Saved data entries:

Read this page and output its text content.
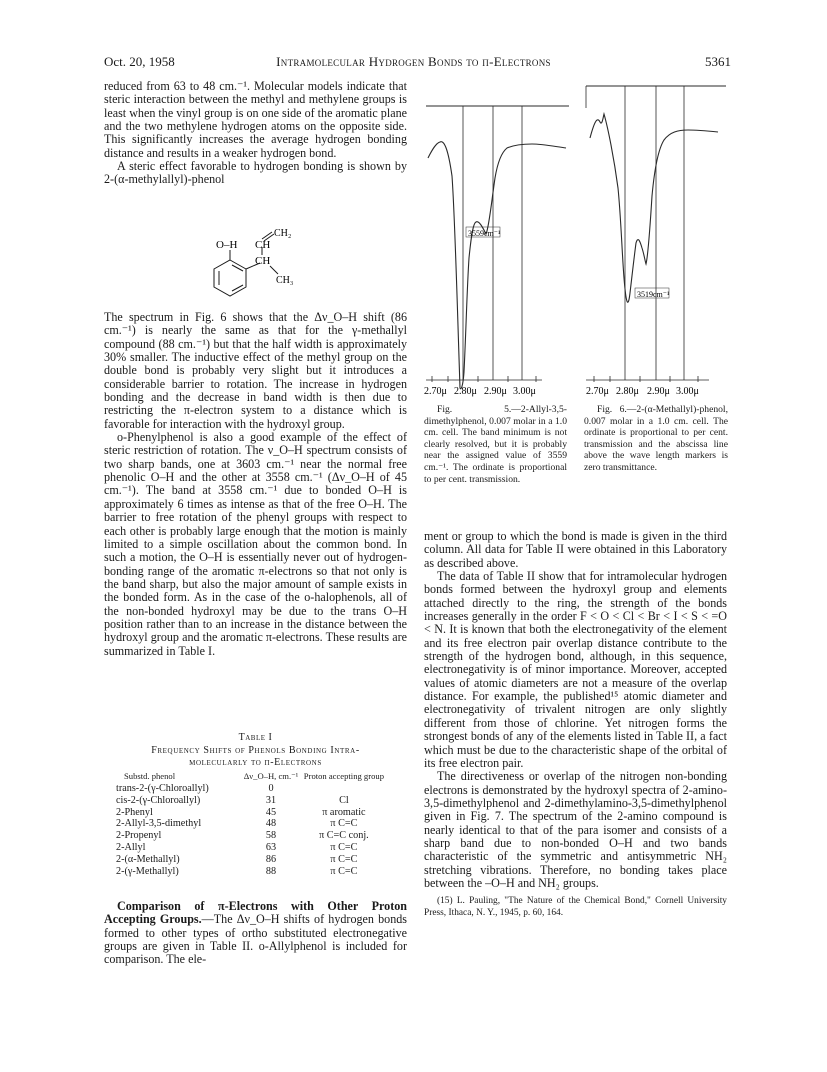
Oct. 20, 1958	Intramolecular Hydrogen Bonds to π-Electrons	5361

reduced from 63 to 48 cm.⁻¹. Molecular models indicate that steric interaction between the methyl and methylene groups is least when the vinyl group is on one side of the aromatic plane and the two methylene hydrogen atoms on the opposite side. This significantly increases the average hydrogen bonding distance and results in a weaker hydrogen bond.

A steric effect favorable to hydrogen bonding is shown by 2-(α-methylallyl)-phenol

O–H CH
CH₂
CH
CH₃

The spectrum in Fig. 6 shows that the Δν_O–H shift (86 cm.⁻¹) is nearly the same as that for the γ-methallyl compound (88 cm.⁻¹) but that the half width is approximately 30% smaller. The inductive effect of the methyl group on the double bond is probably very slight but it introduces a considerable barrier to rotation. The increase in hydrogen bonding and the decrease in band width is then due to restricting the π-electron system to a distance which is favorable for interaction with the hydroxyl group.

o-Phenylphenol is also a good example of the effect of steric restriction of rotation. The ν_O–H spectrum consists of two sharp bands, one at 3603 cm.⁻¹ near the normal free phenolic O–H and the other at 3558 cm.⁻¹ (Δν_O–H of 45 cm.⁻¹). The band at 3558 cm.⁻¹ due to bonded O–H is approximately 6 times as intense as that of the free O–H. The barrier to free rotation of the phenyl groups with respect to each other is probably large enough that the motion is mainly limited to a simple oscillation about the common bond. In such a motion, the O–H is essentially never out of hydrogen-bonding range of the aromatic π-electrons so that not only is the band sharp, but also the major amount of sample exists in the bonded form. As in the case of the o-halophenols, all of the non-bonded hydroxyl may be due to the trans O–H position rather than to an increase in the distance between the hydroxyl group and the aromatic π-electrons. These results are summarized in Table I.

Table I
Frequency Shifts of Phenols Bonding Intra-
molecularly to π-Electrons
Substd. phenol	Δν_O–H, cm.⁻¹	Proton accepting group
trans-2-(γ-Chloroallyl)	0	
cis-2-(γ-Chloroallyl)	31	Cl
2-Phenyl	45	π aromatic
2-Allyl-3,5-dimethyl	48	π C=C
2-Propenyl	58	π C=C conj.
2-Allyl	63	π C=C
2-(α-Methallyl)	86	π C=C
2-(γ-Methallyl)	88	π C=C

Comparison of π-Electrons with Other Proton Accepting Groups.—The Δν_O–H shifts of hydrogen bonds formed to other types of ortho substituted electronegative groups are given in Table II. o-Allylphenol is included for comparison. The ele-

3559cm⁻¹
2.70μ 2.80μ 2.90μ 3.00μ

Fig. 5.—2-Allyl-3,5-dimethylphenol, 0.007 molar in a 1.0 cm. cell. The band minimum is not clearly resolved, but it is probably near the assigned value of 3559 cm.⁻¹. The ordinate is proportional to per cent. transmission.

3519cm⁻¹
2.70μ 2.80μ 2.90μ 3.00μ

Fig. 6.—2-(α-Methallyl)-phenol, 0.007 molar in a 1.0 cm. cell. The ordinate is proportional to per cent. transmission and the abscissa line above the wave length markers is zero transmittance.

ment or group to which the bond is made is given in the third column. All data for Table II were obtained in this Laboratory as described above.

The data of Table II show that for intramolecular hydrogen bonds formed between the hydroxyl group and elements attached directly to the ring, the strength of the bonds increases generally in the order F < O < Cl < Br < I < S < =O < N. It is known that both the electronegativity of the element and its free electron pair overlap distance contribute to the strength of the hydrogen bond, although, in this sequence, electronegativity is of minor importance. Moreover, accepted values of atomic diameters are not a measure of the overlap distance. For example, the published¹⁵ atomic diameter and electronegativity of trivalent nitrogen are only slightly different from those of chlorine. Yet nitrogen forms the strongest bonds of any of the elements listed in Table II, a fact which must be due to the characteristic shape of the orbital of its free electron pair.

The directiveness or overlap of the nitrogen non-bonding electrons is demonstrated by the hydroxyl spectra of 2-amino-3,5-dimethylphenol and 2-dimethylamino-3,5-dimethylphenol given in Fig. 7. The spectrum of the 2-amino compound is nearly identical to that of the para isomer and consists of a sharp band due to non-bonded O–H and two bands characteristic of the symmetric and antisymmetric NH₂ stretching vibrations. Therefore, no bonding takes place between the –O–H and NH₂ groups.

(15) L. Pauling, "The Nature of the Chemical Bond," Cornell University Press, Ithaca, N. Y., 1945, p. 60, 164.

**STATED EXERCISE**
Show every line from the entries above in which "proportional" appears.

**RESULT BELOW**
Fig. 5.—2-Allyl-3,5-dimethylphenol, 0.007 molar in a 1.0 cm. cell. The band minimum is not clearly resolved, but it is probably near the assigned value of 3559 cm.⁻¹. The ordinate is proportional to per cent. transmission.
Fig. 6.—2-(α-Methallyl)-phenol, 0.007 molar in a 1.0 cm. cell. The ordinate is proportional to per cent. transmission and the abscissa line above the wave length markers is zero transmittance.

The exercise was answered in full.